+++ Source records +++

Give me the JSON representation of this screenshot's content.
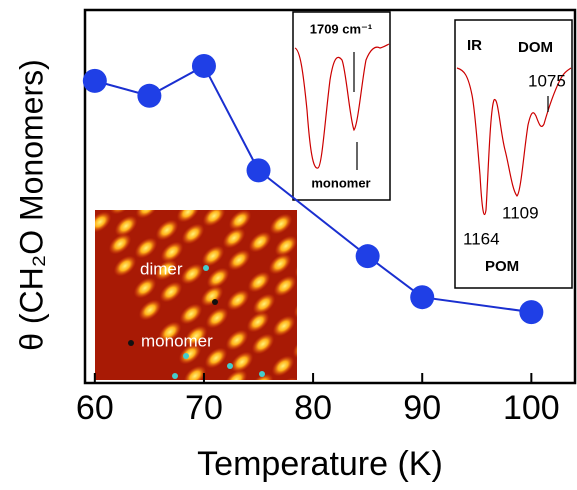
{
  "chart_data": {
    "type": "line",
    "x_label": "Temperature (K)",
    "y_label": "θ (CH₂O Monomers)",
    "x": [
      60,
      65,
      70,
      75,
      85,
      90,
      100
    ],
    "values": [
      0.81,
      0.77,
      0.85,
      0.57,
      0.34,
      0.23,
      0.19
    ],
    "color": "#1a2fd0",
    "marker_color": "#1f3fe6",
    "xlim": [
      59.1,
      104
    ],
    "xticks": [
      60,
      70,
      80,
      90,
      100
    ],
    "ylim": [
      0,
      1
    ],
    "annotations": {
      "ir_inset_1": {
        "peak": "1709 cm⁻¹",
        "label": "monomer"
      },
      "ir_inset_2": {
        "title": "IR",
        "dom": "DOM",
        "pom": "POM",
        "peaks": [
          "1075",
          "1109",
          "1164"
        ]
      },
      "stm_inset": {
        "dimer": "dimer",
        "monomer": "monomer"
      }
    }
  }
}
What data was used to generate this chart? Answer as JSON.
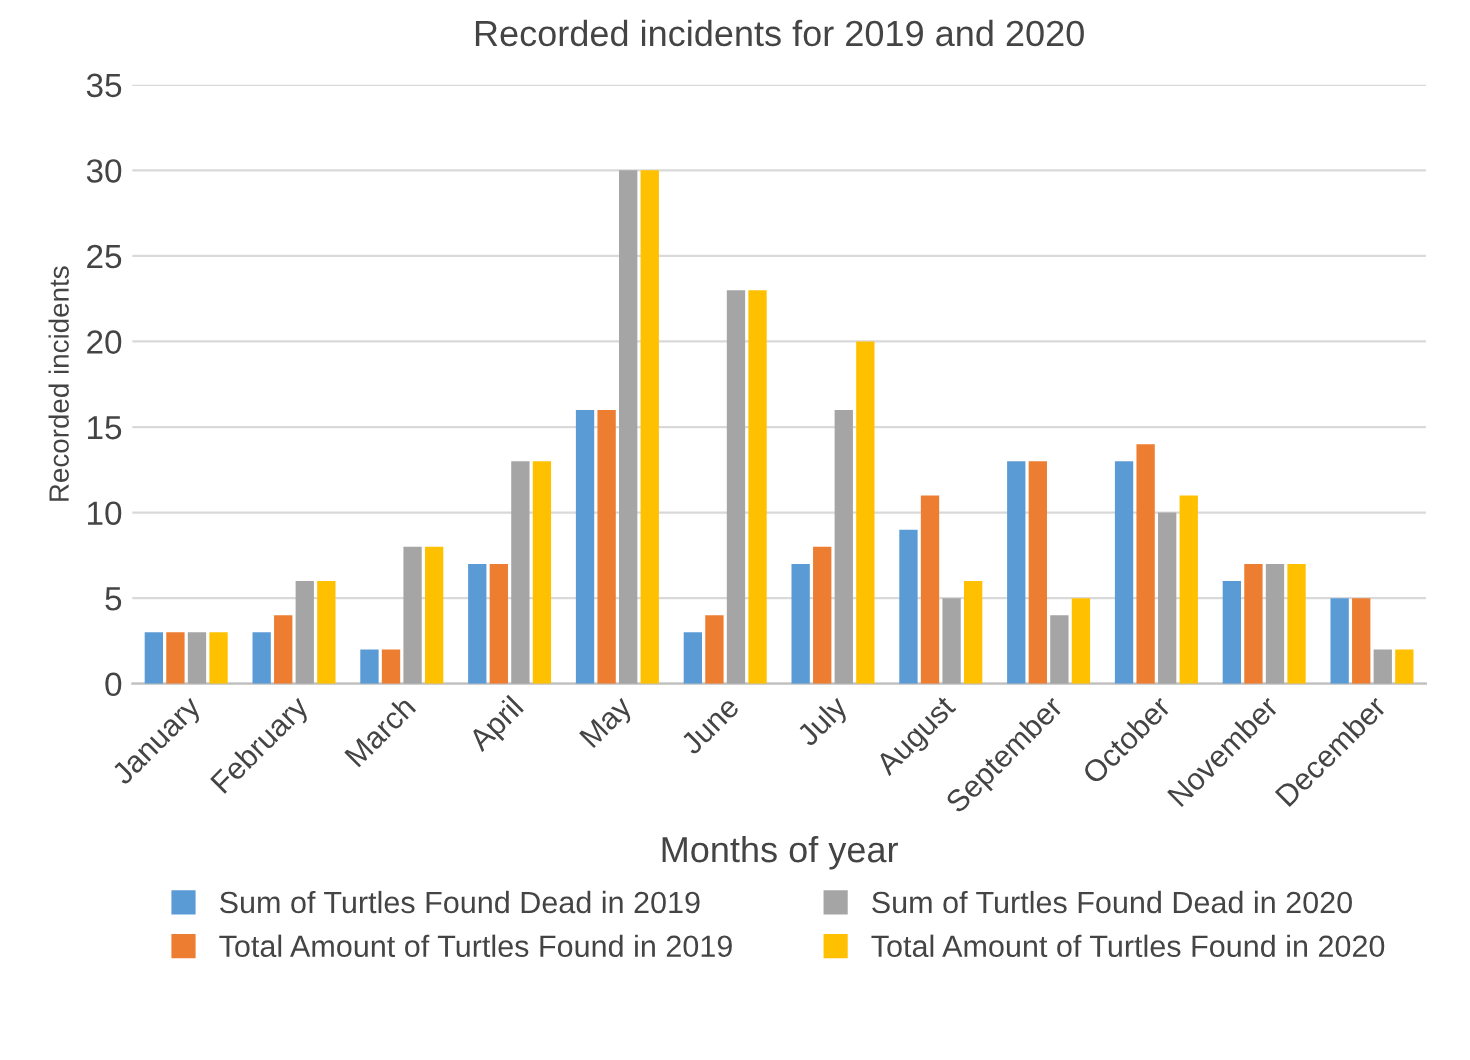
{
  "chart_data": {
    "type": "bar",
    "title": "Recorded incidents for 2019 and 2020",
    "xlabel": "Months of year",
    "ylabel": "Recorded incidents",
    "categories": [
      "January",
      "February",
      "March",
      "April",
      "May",
      "June",
      "July",
      "August",
      "September",
      "October",
      "November",
      "December"
    ],
    "series": [
      {
        "name": "Sum of Turtles Found Dead in 2019",
        "color": "#5b9bd5",
        "values": [
          3,
          3,
          2,
          7,
          16,
          3,
          7,
          9,
          13,
          13,
          6,
          5
        ]
      },
      {
        "name": "Total Amount of Turtles Found in 2019",
        "color": "#ed7d31",
        "values": [
          3,
          4,
          2,
          7,
          16,
          4,
          8,
          11,
          13,
          14,
          7,
          5
        ]
      },
      {
        "name": "Sum of Turtles Found Dead in 2020",
        "color": "#a5a5a5",
        "values": [
          3,
          6,
          8,
          13,
          30,
          23,
          16,
          5,
          4,
          10,
          7,
          2
        ]
      },
      {
        "name": "Total Amount of Turtles Found in 2020",
        "color": "#ffc000",
        "values": [
          3,
          6,
          8,
          13,
          30,
          23,
          20,
          6,
          5,
          11,
          7,
          2
        ]
      }
    ],
    "ylim": [
      0,
      35
    ],
    "yticks": [
      0,
      5,
      10,
      15,
      20,
      25,
      30,
      35
    ],
    "grid": "y",
    "legend": "bottom"
  }
}
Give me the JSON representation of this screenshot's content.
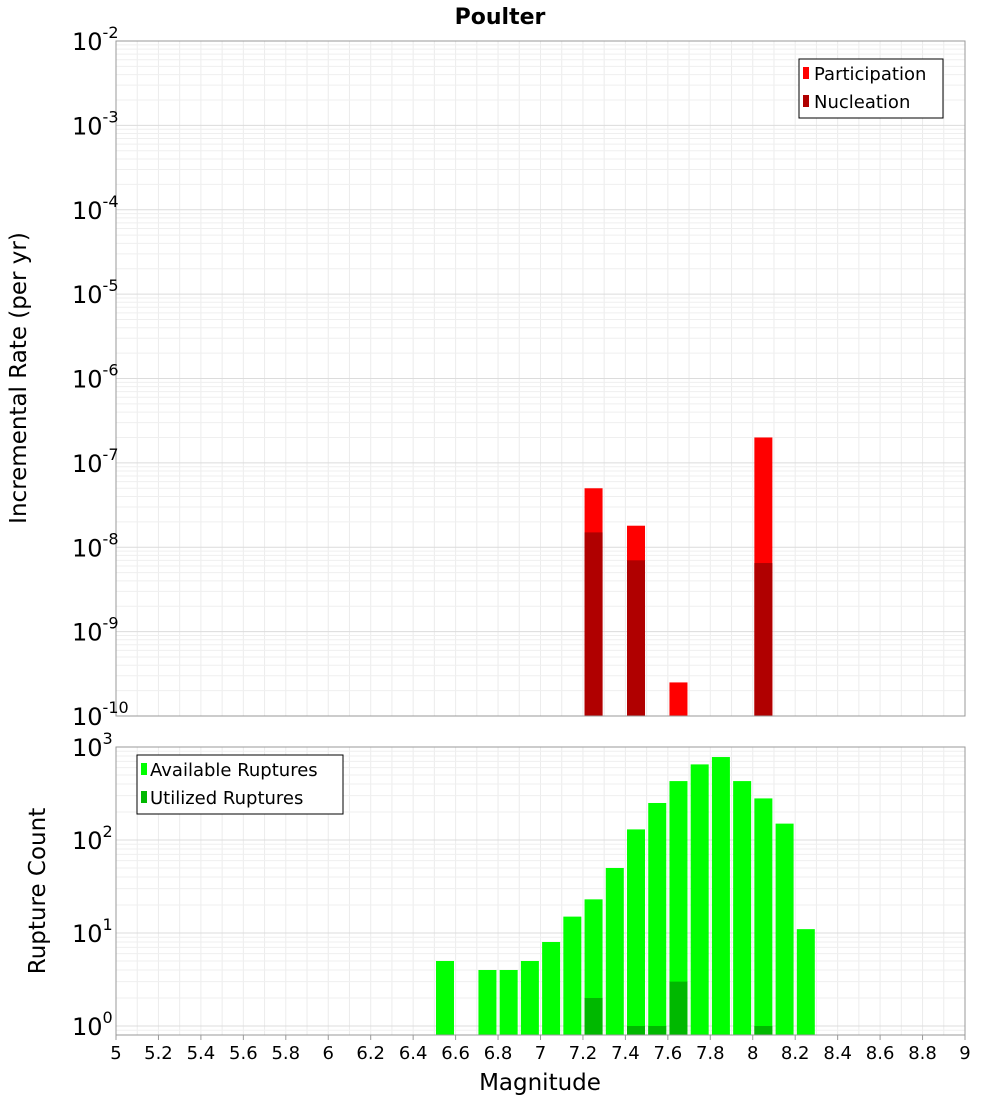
{
  "title": "Poulter",
  "chart_data": [
    {
      "type": "bar",
      "ylabel": "Incremental Rate (per yr)",
      "yscale": "log",
      "ylim": [
        1e-10,
        0.01
      ],
      "xlim": [
        5,
        9
      ],
      "ytick_exponents": [
        "-2",
        "-3",
        "-4",
        "-5",
        "-6",
        "-7",
        "-8",
        "-9",
        "-10"
      ],
      "ytick_base": "10",
      "legend_position": "top-right",
      "series": [
        {
          "name": "Participation",
          "color": "#ff0000",
          "x": [
            7.25,
            7.45,
            7.65,
            8.05
          ],
          "values": [
            5e-08,
            1.8e-08,
            2.5e-10,
            2e-07
          ]
        },
        {
          "name": "Nucleation",
          "color": "#b00000",
          "x": [
            7.25,
            7.45,
            8.05
          ],
          "values": [
            1.5e-08,
            7e-09,
            6.5e-09
          ]
        }
      ]
    },
    {
      "type": "bar",
      "xlabel": "Magnitude",
      "ylabel": "Rupture Count",
      "yscale": "log",
      "ylim": [
        0.8,
        1000
      ],
      "xlim": [
        5,
        9
      ],
      "ytick_exponents": [
        "3",
        "2",
        "1",
        "0"
      ],
      "ytick_base": "10",
      "xticks": [
        "5",
        "5.2",
        "5.4",
        "5.6",
        "5.8",
        "6",
        "6.2",
        "6.4",
        "6.6",
        "6.8",
        "7",
        "7.2",
        "7.4",
        "7.6",
        "7.8",
        "8",
        "8.2",
        "8.4",
        "8.6",
        "8.8",
        "9"
      ],
      "legend_position": "top-left",
      "series": [
        {
          "name": "Available Ruptures",
          "color": "#00ff00",
          "x": [
            6.55,
            6.75,
            6.85,
            6.95,
            7.05,
            7.15,
            7.25,
            7.35,
            7.45,
            7.55,
            7.65,
            7.75,
            7.85,
            7.95,
            8.05,
            8.15,
            8.25
          ],
          "values": [
            5,
            4,
            4,
            5,
            8,
            15,
            23,
            50,
            130,
            250,
            430,
            650,
            780,
            430,
            280,
            150,
            11
          ]
        },
        {
          "name": "Utilized Ruptures",
          "color": "#00b800",
          "x": [
            7.25,
            7.45,
            7.55,
            7.65,
            8.05
          ],
          "values": [
            2,
            1,
            1,
            3,
            1
          ]
        }
      ]
    }
  ]
}
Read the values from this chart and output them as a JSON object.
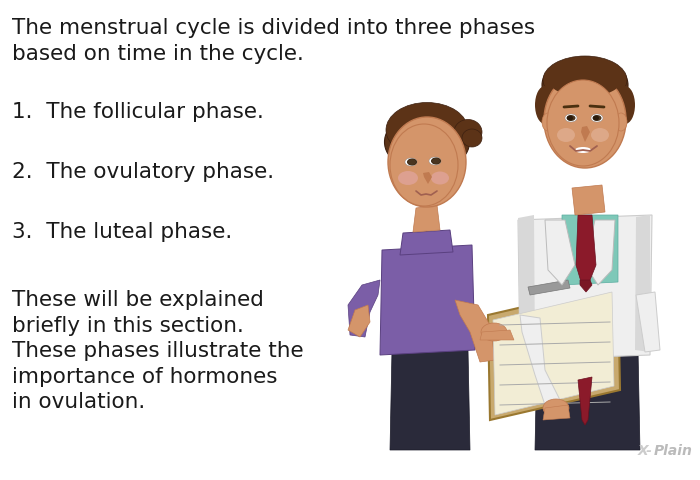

+++

#### [Stated exercise]
Show the lines from the data above that contain the string "ylabel".

#### [Response]
    "ylabel": "Recorded incidents",
      "ylabel": "Incremental Rate (per yr)",
      "ylabel": "Rupture Count",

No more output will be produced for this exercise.